[Records for the task start]

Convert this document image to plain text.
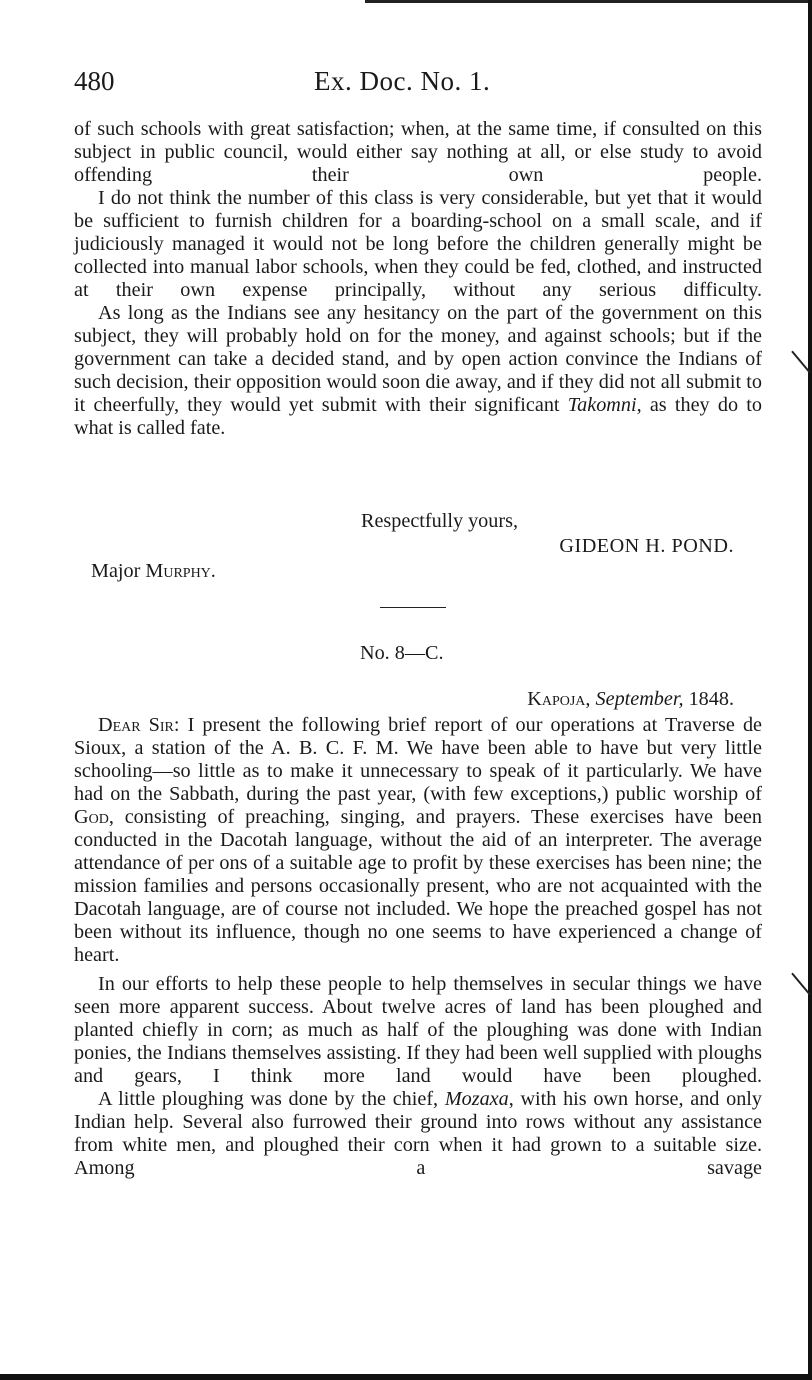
480	Ex. Doc. No. 1.

of such schools with great satisfaction; when, at the same time, if consulted on this subject in public council, would either say nothing at all, or else study to avoid offending their own people.

I do not think the number of this class is very considerable, but yet that it would be sufficient to furnish children for a boarding-school on a small scale, and if judiciously managed it would not be long before the children generally might be collected into manual labor schools, when they could be fed, clothed, and instructed at their own expense principally, without any serious difficulty.

As long as the Indians see any hesitancy on the part of the government on this subject, they will probably hold on for the money, and against schools; but if the government can take a decided stand, and by open action convince the Indians of such decision, their opposition would soon die away, and if they did not all submit to it cheerfully, they would yet submit with their significant Takomni, as they do to what is called fate.

Respectfully yours,
GIDEON H. POND.
Major Murphy.
No. 8—C.
Kapoja, September, 1848.

Dear Sir: I present the following brief report of our operations at Traverse de Sioux, a station of the A. B. C. F. M. We have been able to have but very little schooling—so little as to make it unnecessary to speak of it particularly. We have had on the Sabbath, during the past year, (with few exceptions,) public worship of God, consisting of preaching, singing, and prayers. These exercises have been conducted in the Dacotah language, without the aid of an interpreter. The average attendance of per ons of a suitable age to profit by these exercises has been nine; the mission families and persons occasionally present, who are not acquainted with the Dacotah language, are of course not included. We hope the preached gospel has not been without its influence, though no one seems to have experienced a change of heart.

In our efforts to help these people to help themselves in secular things we have seen more apparent success. About twelve acres of land has been ploughed and planted chiefly in corn; as much as half of the ploughing was done with Indian ponies, the Indians themselves assisting. If they had been well supplied with ploughs and gears, I think more land would have been ploughed.

A little ploughing was done by the chief, Mozaxa, with his own horse, and only Indian help. Several also furrowed their ground into rows without any assistance from white men, and ploughed their corn when it had grown to a suitable size. Among a savage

[Records for the task end]

Set problem -> Would you mind returning each entry above word for word, skipping the images?

Answer to this task ->
Convert this document image to plain text.
480	Ex. Doc. No. 1.

of such schools with great satisfaction; when, at the same time, if consulted on this subject in public council, would either say nothing at all, or else study to avoid offending their own people.

I do not think the number of this class is very considerable, but yet that it would be sufficient to furnish children for a boarding-school on a small scale, and if judiciously managed it would not be long before the children generally might be collected into manual labor schools, when they could be fed, clothed, and instructed at their own expense principally, without any serious difficulty.

As long as the Indians see any hesitancy on the part of the government on this subject, they will probably hold on for the money, and against schools; but if the government can take a decided stand, and by open action convince the Indians of such decision, their opposition would soon die away, and if they did not all submit to it cheerfully, they would yet submit with their significant Takomni, as they do to what is called fate.

Respectfully yours,
GIDEON H. POND.
Major Murphy.
No. 8—C.
Kapoja, September, 1848.

Dear Sir: I present the following brief report of our operations at Traverse de Sioux, a station of the A. B. C. F. M. We have been able to have but very little schooling—so little as to make it unnecessary to speak of it particularly. We have had on the Sabbath, during the past year, (with few exceptions,) public worship of God, consisting of preaching, singing, and prayers. These exercises have been conducted in the Dacotah language, without the aid of an interpreter. The average attendance of per ons of a suitable age to profit by these exercises has been nine; the mission families and persons occasionally present, who are not acquainted with the Dacotah language, are of course not included. We hope the preached gospel has not been without its influence, though no one seems to have experienced a change of heart.

In our efforts to help these people to help themselves in secular things we have seen more apparent success. About twelve acres of land has been ploughed and planted chiefly in corn; as much as half of the ploughing was done with Indian ponies, the Indians themselves assisting. If they had been well supplied with ploughs and gears, I think more land would have been ploughed.

A little ploughing was done by the chief, Mozaxa, with his own horse, and only Indian help. Several also furrowed their ground into rows without any assistance from white men, and ploughed their corn when it had grown to a suitable size. Among a savage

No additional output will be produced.